What to work on. Leaving out all images, write out the records that follow exactly.

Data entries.
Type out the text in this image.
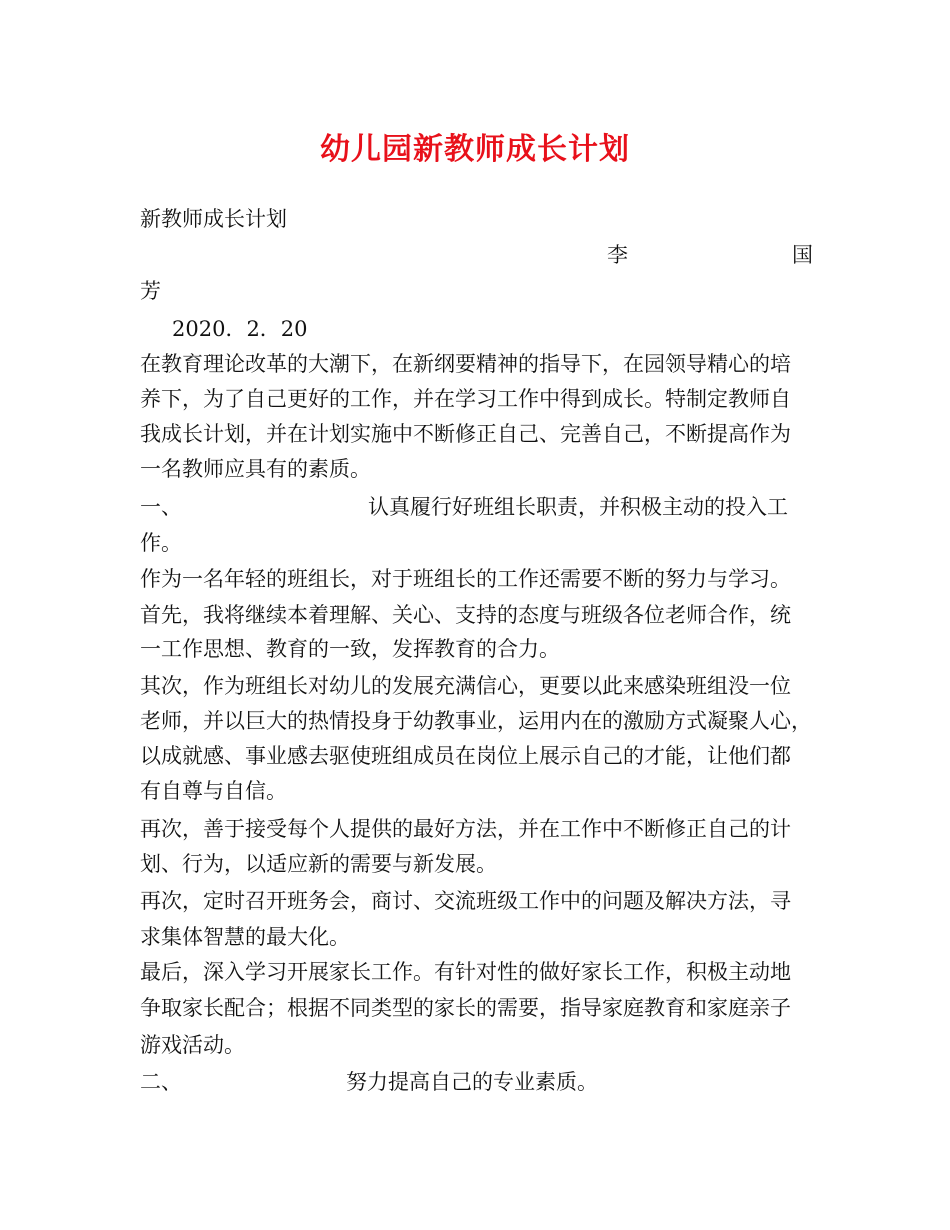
幼儿园新教师成长计划
新教师成长计划
李	国
芳
2020．2．20
在教育理论改革的大潮下，在新纲要精神的指导下，在园领导精心的培
养下，为了自己更好的工作，并在学习工作中得到成长。特制定教师自
我成长计划，并在计划实施中不断修正自己、完善自己，不断提高作为
一名教师应具有的素质。
一、	认真履行好班组长职责，并积极主动的投入工
作。
作为一名年轻的班组长，对于班组长的工作还需要不断的努力与学习。
首先，我将继续本着理解、关心、支持的态度与班级各位老师合作，统
一工作思想、教育的一致，发挥教育的合力。
其次，作为班组长对幼儿的发展充满信心，更要以此来感染班组没一位
老师，并以巨大的热情投身于幼教事业，运用内在的激励方式凝聚人心，
以成就感、事业感去驱使班组成员在岗位上展示自己的才能，让他们都
有自尊与自信。
再次，善于接受每个人提供的最好方法，并在工作中不断修正自己的计
划、行为，以适应新的需要与新发展。
再次，定时召开班务会，商讨、交流班级工作中的问题及解决方法，寻
求集体智慧的最大化。
最后，深入学习开展家长工作。有针对性的做好家长工作，积极主动地
争取家长配合；根据不同类型的家长的需要，指导家庭教育和家庭亲子
游戏活动。
二、	努力提高自己的专业素质。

Expected answer.
Type out the text in this image.
幼儿园新教师成长计划
新教师成长计划
李	国
芳
2020．2．20
在教育理论改革的大潮下，在新纲要精神的指导下，在园领导精心的培
养下，为了自己更好的工作，并在学习工作中得到成长。特制定教师自
我成长计划，并在计划实施中不断修正自己、完善自己，不断提高作为
一名教师应具有的素质。
一、	认真履行好班组长职责，并积极主动的投入工
作。
作为一名年轻的班组长，对于班组长的工作还需要不断的努力与学习。
首先，我将继续本着理解、关心、支持的态度与班级各位老师合作，统
一工作思想、教育的一致，发挥教育的合力。
其次，作为班组长对幼儿的发展充满信心，更要以此来感染班组没一位
老师，并以巨大的热情投身于幼教事业，运用内在的激励方式凝聚人心，
以成就感、事业感去驱使班组成员在岗位上展示自己的才能，让他们都
有自尊与自信。
再次，善于接受每个人提供的最好方法，并在工作中不断修正自己的计
划、行为，以适应新的需要与新发展。
再次，定时召开班务会，商讨、交流班级工作中的问题及解决方法，寻
求集体智慧的最大化。
最后，深入学习开展家长工作。有针对性的做好家长工作，积极主动地
争取家长配合；根据不同类型的家长的需要，指导家庭教育和家庭亲子
游戏活动。
二、	努力提高自己的专业素质。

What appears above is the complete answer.